● Task description:
Rewrite the lines of the entries below as a numbered list, omitting any blank lines.
####
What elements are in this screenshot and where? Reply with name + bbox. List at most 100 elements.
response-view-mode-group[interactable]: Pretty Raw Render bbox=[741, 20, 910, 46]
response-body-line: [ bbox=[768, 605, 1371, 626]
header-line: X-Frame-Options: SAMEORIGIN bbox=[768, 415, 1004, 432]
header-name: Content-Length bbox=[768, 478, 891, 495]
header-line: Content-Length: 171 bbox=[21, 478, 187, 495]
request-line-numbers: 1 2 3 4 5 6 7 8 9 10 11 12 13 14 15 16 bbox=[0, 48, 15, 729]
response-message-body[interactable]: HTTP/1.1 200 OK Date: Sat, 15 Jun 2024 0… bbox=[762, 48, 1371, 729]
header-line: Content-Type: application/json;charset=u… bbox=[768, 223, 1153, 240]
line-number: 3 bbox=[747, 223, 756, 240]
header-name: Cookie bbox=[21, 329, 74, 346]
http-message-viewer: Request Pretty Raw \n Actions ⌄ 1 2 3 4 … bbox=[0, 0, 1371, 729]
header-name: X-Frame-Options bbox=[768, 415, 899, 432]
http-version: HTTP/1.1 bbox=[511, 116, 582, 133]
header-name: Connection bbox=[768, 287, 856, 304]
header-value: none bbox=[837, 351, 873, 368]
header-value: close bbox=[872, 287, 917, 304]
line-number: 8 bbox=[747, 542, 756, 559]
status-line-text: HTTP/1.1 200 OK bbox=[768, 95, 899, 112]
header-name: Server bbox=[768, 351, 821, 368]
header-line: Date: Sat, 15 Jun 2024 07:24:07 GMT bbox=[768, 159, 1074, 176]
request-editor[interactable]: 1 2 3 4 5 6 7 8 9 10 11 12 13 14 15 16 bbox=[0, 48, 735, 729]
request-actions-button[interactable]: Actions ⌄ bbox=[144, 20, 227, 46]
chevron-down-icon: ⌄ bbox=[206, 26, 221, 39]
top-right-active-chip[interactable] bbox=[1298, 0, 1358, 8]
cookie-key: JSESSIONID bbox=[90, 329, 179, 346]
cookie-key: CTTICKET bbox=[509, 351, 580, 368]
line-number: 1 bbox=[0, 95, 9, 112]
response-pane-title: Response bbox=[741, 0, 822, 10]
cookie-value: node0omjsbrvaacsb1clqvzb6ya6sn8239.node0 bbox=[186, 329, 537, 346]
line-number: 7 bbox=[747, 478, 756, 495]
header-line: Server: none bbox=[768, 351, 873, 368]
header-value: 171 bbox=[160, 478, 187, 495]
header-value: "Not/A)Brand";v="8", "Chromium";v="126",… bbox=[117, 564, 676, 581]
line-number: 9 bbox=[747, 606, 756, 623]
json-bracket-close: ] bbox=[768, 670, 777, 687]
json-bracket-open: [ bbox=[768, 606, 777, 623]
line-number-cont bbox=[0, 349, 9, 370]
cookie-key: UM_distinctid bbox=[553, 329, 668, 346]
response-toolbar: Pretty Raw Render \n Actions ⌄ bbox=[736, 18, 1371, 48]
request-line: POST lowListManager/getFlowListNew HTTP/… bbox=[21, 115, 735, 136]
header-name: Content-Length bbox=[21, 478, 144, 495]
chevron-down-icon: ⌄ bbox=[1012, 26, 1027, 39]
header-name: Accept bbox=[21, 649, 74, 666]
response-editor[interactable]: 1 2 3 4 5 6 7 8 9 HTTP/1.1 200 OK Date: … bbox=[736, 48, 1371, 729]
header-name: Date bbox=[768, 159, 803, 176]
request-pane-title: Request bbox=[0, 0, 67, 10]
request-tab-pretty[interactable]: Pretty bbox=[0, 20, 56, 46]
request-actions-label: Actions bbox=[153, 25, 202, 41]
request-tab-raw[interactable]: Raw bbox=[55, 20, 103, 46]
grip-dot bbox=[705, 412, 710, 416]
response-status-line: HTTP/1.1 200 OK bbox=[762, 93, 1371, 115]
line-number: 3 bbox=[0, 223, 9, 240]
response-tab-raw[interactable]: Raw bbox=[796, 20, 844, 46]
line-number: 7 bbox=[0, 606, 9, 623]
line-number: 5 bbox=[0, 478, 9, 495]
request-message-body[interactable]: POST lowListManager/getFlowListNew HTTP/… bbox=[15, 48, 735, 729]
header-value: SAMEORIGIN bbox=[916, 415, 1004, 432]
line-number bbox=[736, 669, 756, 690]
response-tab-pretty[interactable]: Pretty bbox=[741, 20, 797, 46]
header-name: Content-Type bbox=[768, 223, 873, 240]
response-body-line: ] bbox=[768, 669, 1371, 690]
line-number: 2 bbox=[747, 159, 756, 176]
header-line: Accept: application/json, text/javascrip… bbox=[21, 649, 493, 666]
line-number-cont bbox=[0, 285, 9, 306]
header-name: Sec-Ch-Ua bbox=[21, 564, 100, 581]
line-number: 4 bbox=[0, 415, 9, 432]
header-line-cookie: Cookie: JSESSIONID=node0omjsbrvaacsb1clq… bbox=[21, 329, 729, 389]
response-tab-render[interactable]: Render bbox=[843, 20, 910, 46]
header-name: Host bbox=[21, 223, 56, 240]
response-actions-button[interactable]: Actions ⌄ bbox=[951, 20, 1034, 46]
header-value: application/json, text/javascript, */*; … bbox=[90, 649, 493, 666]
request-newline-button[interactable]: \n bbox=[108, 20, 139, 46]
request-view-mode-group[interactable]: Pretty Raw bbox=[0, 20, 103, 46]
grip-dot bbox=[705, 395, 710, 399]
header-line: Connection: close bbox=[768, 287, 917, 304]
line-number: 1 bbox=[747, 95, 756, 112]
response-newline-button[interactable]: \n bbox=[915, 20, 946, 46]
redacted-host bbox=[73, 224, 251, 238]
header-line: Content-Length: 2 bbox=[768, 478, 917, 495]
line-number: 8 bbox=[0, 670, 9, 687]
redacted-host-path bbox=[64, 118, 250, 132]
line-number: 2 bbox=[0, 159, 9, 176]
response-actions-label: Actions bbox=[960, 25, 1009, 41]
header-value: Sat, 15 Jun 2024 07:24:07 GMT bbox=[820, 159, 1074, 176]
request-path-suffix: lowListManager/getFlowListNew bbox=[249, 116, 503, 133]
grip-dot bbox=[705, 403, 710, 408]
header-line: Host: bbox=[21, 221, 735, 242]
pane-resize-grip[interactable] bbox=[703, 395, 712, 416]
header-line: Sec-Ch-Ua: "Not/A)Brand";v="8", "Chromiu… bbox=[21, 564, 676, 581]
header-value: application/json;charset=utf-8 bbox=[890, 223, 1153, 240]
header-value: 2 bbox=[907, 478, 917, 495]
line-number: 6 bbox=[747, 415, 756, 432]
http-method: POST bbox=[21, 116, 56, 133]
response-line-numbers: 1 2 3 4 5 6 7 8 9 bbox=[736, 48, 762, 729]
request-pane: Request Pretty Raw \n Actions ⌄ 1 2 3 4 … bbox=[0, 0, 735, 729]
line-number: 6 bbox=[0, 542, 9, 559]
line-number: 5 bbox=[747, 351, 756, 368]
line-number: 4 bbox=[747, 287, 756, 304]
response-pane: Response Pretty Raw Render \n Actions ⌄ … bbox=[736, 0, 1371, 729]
####
● Solution to the exercise:
1. What elements are in this screenshot and where? Reply with name + bbox. List at most 100 elements.
2. response-view-mode-group[interactable]: Pretty Raw Render bbox=[741, 20, 910, 46]
3. response-body-line: [ bbox=[768, 605, 1371, 626]
4. header-line: X-Frame-Options: SAMEORIGIN bbox=[768, 415, 1004, 432]
5. header-name: Content-Length bbox=[768, 478, 891, 495]
6. header-line: Content-Length: 171 bbox=[21, 478, 187, 495]
7. request-line-numbers: 1 2 3 4 5 6 7 8 9 10 11 12 13 14 15 16 bbox=[0, 48, 15, 729]
8. response-message-body[interactable]: HTTP/1.1 200 OK Date: Sat, 15 Jun 2024 0… bbox=[762, 48, 1371, 729]
9. header-line: Content-Type: application/json;charset=u… bbox=[768, 223, 1153, 240]
10. line-number: 3 bbox=[747, 223, 756, 240]
11. header-name: Cookie bbox=[21, 329, 74, 346]
12. http-message-viewer: Request Pretty Raw \n Actions ⌄ 1 2 3 4 … bbox=[0, 0, 1371, 729]
13. header-name: X-Frame-Options bbox=[768, 415, 899, 432]
14. http-version: HTTP/1.1 bbox=[511, 116, 582, 133]
15. header-name: Connection bbox=[768, 287, 856, 304]
16. header-value: none bbox=[837, 351, 873, 368]
17. header-value: close bbox=[872, 287, 917, 304]
18. line-number: 8 bbox=[747, 542, 756, 559]
19. status-line-text: HTTP/1.1 200 OK bbox=[768, 95, 899, 112]
20. header-name: Server bbox=[768, 351, 821, 368]
21. header-line: Date: Sat, 15 Jun 2024 07:24:07 GMT bbox=[768, 159, 1074, 176]
22. request-editor[interactable]: 1 2 3 4 5 6 7 8 9 10 11 12 13 14 15 16 bbox=[0, 48, 735, 729]
23. request-actions-button[interactable]: Actions ⌄ bbox=[144, 20, 227, 46]
24. chevron-down-icon: ⌄ bbox=[206, 26, 221, 39]
25. top-right-active-chip[interactable] bbox=[1298, 0, 1358, 8]
26. cookie-key: JSESSIONID bbox=[90, 329, 179, 346]
27. cookie-key: CTTICKET bbox=[509, 351, 580, 368]
28. line-number: 1 bbox=[0, 95, 9, 112]
29. response-pane-title: Response bbox=[741, 0, 822, 10]
30. cookie-value: node0omjsbrvaacsb1clqvzb6ya6sn8239.node0 bbox=[186, 329, 537, 346]
31. line-number: 7 bbox=[747, 478, 756, 495]
32. header-line: Server: none bbox=[768, 351, 873, 368]
33. header-value: 171 bbox=[160, 478, 187, 495]
34. header-value: "Not/A)Brand";v="8", "Chromium";v="126",… bbox=[117, 564, 676, 581]
35. line-number: 9 bbox=[747, 606, 756, 623]
36. json-bracket-close: ] bbox=[768, 670, 777, 687]
37. json-bracket-open: [ bbox=[768, 606, 777, 623]
38. line-number-cont bbox=[0, 349, 9, 370]
39. cookie-key: UM_distinctid bbox=[553, 329, 668, 346]
40. response-toolbar: Pretty Raw Render \n Actions ⌄ bbox=[736, 18, 1371, 48]
41. request-line: POST lowListManager/getFlowListNew HTTP/… bbox=[21, 115, 735, 136]
42. header-name: Content-Length bbox=[21, 478, 144, 495]
43. chevron-down-icon: ⌄ bbox=[1012, 26, 1027, 39]
44. header-name: Accept bbox=[21, 649, 74, 666]
45. response-editor[interactable]: 1 2 3 4 5 6 7 8 9 HTTP/1.1 200 OK Date: … bbox=[736, 48, 1371, 729]
46. header-name: Date bbox=[768, 159, 803, 176]
47. request-pane-title: Request bbox=[0, 0, 67, 10]
48. request-tab-pretty[interactable]: Pretty bbox=[0, 20, 56, 46]
49. request-actions-label: Actions bbox=[153, 25, 202, 41]
50. request-tab-raw[interactable]: Raw bbox=[55, 20, 103, 46]
51. grip-dot bbox=[705, 412, 710, 416]
52. response-status-line: HTTP/1.1 200 OK bbox=[762, 93, 1371, 115]
53. line-number: 3 bbox=[0, 223, 9, 240]
54. response-tab-raw[interactable]: Raw bbox=[796, 20, 844, 46]
55. line-number: 7 bbox=[0, 606, 9, 623]
56. line-number: 5 bbox=[0, 478, 9, 495]
57. request-message-body[interactable]: POST lowListManager/getFlowListNew HTTP/… bbox=[15, 48, 735, 729]
58. header-value: SAMEORIGIN bbox=[916, 415, 1004, 432]
59. line-number bbox=[736, 669, 756, 690]
60. response-tab-pretty[interactable]: Pretty bbox=[741, 20, 797, 46]
61. header-name: Content-Type bbox=[768, 223, 873, 240]
62. response-body-line: ] bbox=[768, 669, 1371, 690]
63. line-number: 2 bbox=[747, 159, 756, 176]
64. header-line: Accept: application/json, text/javascrip… bbox=[21, 649, 493, 666]
65. line-number-cont bbox=[0, 285, 9, 306]
66. header-name: Sec-Ch-Ua bbox=[21, 564, 100, 581]
67. line-number: 4 bbox=[0, 415, 9, 432]
68. header-line-cookie: Cookie: JSESSIONID=node0omjsbrvaacsb1clq… bbox=[21, 329, 729, 389]
69. response-tab-render[interactable]: Render bbox=[843, 20, 910, 46]
70. header-name: Host bbox=[21, 223, 56, 240]
71. response-actions-button[interactable]: Actions ⌄ bbox=[951, 20, 1034, 46]
72. header-value: application/json, text/javascript, */*; … bbox=[90, 649, 493, 666]
73. request-newline-button[interactable]: \n bbox=[108, 20, 139, 46]
74. request-view-mode-group[interactable]: Pretty Raw bbox=[0, 20, 103, 46]
75. grip-dot bbox=[705, 395, 710, 399]
76. header-line: Connection: close bbox=[768, 287, 917, 304]
77. line-number: 1 bbox=[747, 95, 756, 112]
78. response-newline-button[interactable]: \n bbox=[915, 20, 946, 46]
79. redacted-host bbox=[73, 224, 251, 238]
80. header-line: Content-Length: 2 bbox=[768, 478, 917, 495]
81. line-number: 8 bbox=[0, 670, 9, 687]
82. redacted-host-path bbox=[64, 118, 250, 132]
83. line-number: 2 bbox=[0, 159, 9, 176]
84. response-actions-label: Actions bbox=[960, 25, 1009, 41]
85. header-value: Sat, 15 Jun 2024 07:24:07 GMT bbox=[820, 159, 1074, 176]
86. request-path-suffix: lowListManager/getFlowListNew bbox=[249, 116, 503, 133]
87. grip-dot bbox=[705, 403, 710, 408]
88. header-line: Host: bbox=[21, 221, 735, 242]
89. pane-resize-grip[interactable] bbox=[703, 395, 712, 416]
90. header-line: Sec-Ch-Ua: "Not/A)Brand";v="8", "Chromiu… bbox=[21, 564, 676, 581]
91. header-value: application/json;charset=utf-8 bbox=[890, 223, 1153, 240]
92. header-value: 2 bbox=[907, 478, 917, 495]
93. line-number: 6 bbox=[747, 415, 756, 432]
94. http-method: POST bbox=[21, 116, 56, 133]
95. response-line-numbers: 1 2 3 4 5 6 7 8 9 bbox=[736, 48, 762, 729]
96. request-pane: Request Pretty Raw \n Actions ⌄ 1 2 3 4 … bbox=[0, 0, 735, 729]
97. line-number: 6 bbox=[0, 542, 9, 559]
98. line-number: 5 bbox=[747, 351, 756, 368]
99. line-number: 4 bbox=[747, 287, 756, 304]
100. response-pane: Response Pretty Raw Render \n Actions ⌄ … bbox=[736, 0, 1371, 729]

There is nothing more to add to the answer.